> [Task to carry out] What follows is a set of records; restate each one word for word and drop the pictures.

> [Items]
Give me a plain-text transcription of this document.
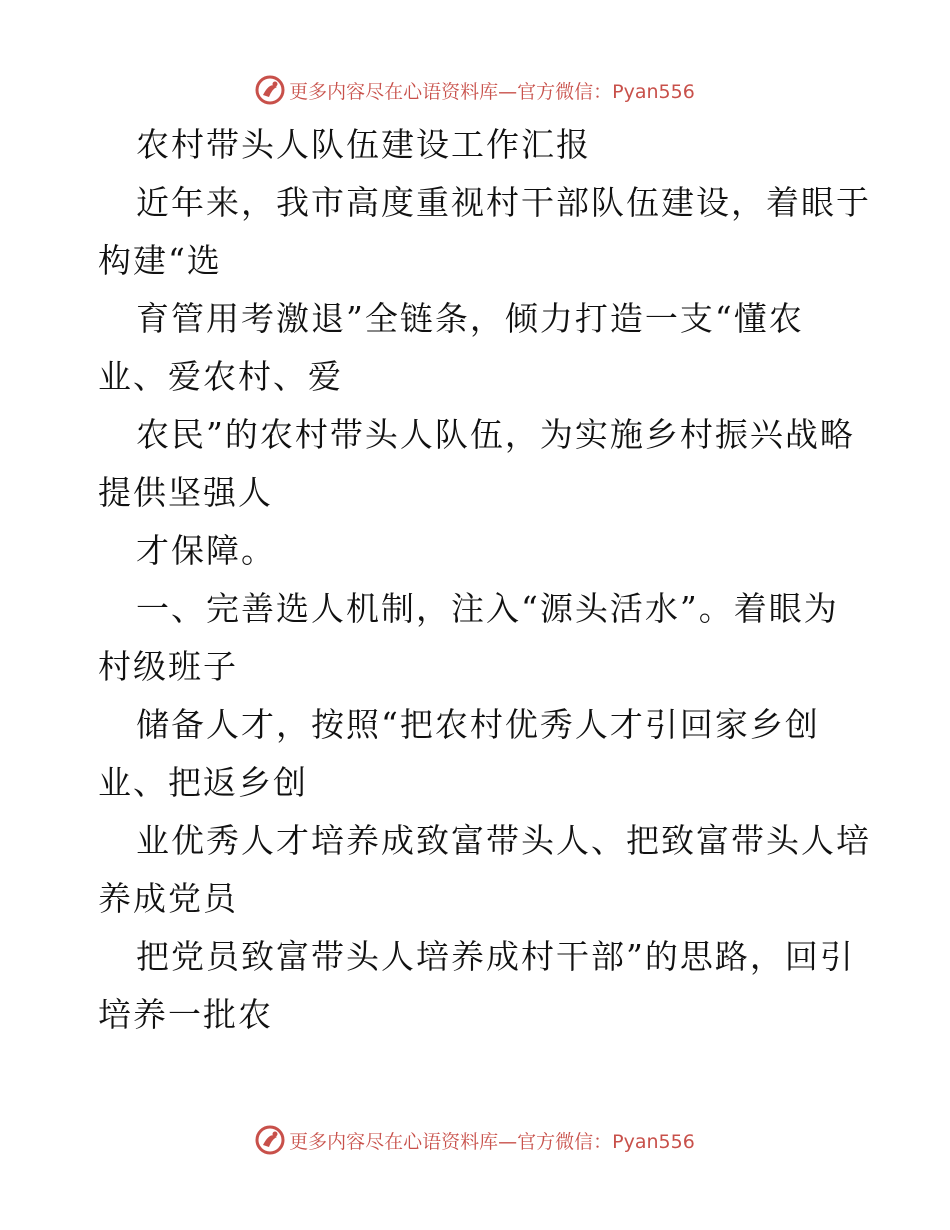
更多内容尽在心语资料库—官方微信：Pyan556
农村带头人队伍建设工作汇报
近年来，我市高度重视村干部队伍建设，着眼于
构建“选
育管用考激退”全链条，倾力打造一支“懂农
业、爱农村、爱
农民”的农村带头人队伍，为实施乡村振兴战略
提供坚强人
才保障。
一、完善选人机制，注入“源头活水”。着眼为
村级班子
储备人才，按照“把农村优秀人才引回家乡创
业、把返乡创
业优秀人才培养成致富带头人、把致富带头人培
养成党员
把党员致富带头人培养成村干部”的思路，回引
培养一批农
更多内容尽在心语资料库—官方微信：Pyan556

> [Written solution]
Give me a plain-text transcription of this document.
更多内容尽在心语资料库—官方微信：Pyan556
农村带头人队伍建设工作汇报
近年来，我市高度重视村干部队伍建设，着眼于
构建“选
育管用考激退”全链条，倾力打造一支“懂农
业、爱农村、爱
农民”的农村带头人队伍，为实施乡村振兴战略
提供坚强人
才保障。
一、完善选人机制，注入“源头活水”。着眼为
村级班子
储备人才，按照“把农村优秀人才引回家乡创
业、把返乡创
业优秀人才培养成致富带头人、把致富带头人培
养成党员
把党员致富带头人培养成村干部”的思路，回引
培养一批农
更多内容尽在心语资料库—官方微信：Pyan556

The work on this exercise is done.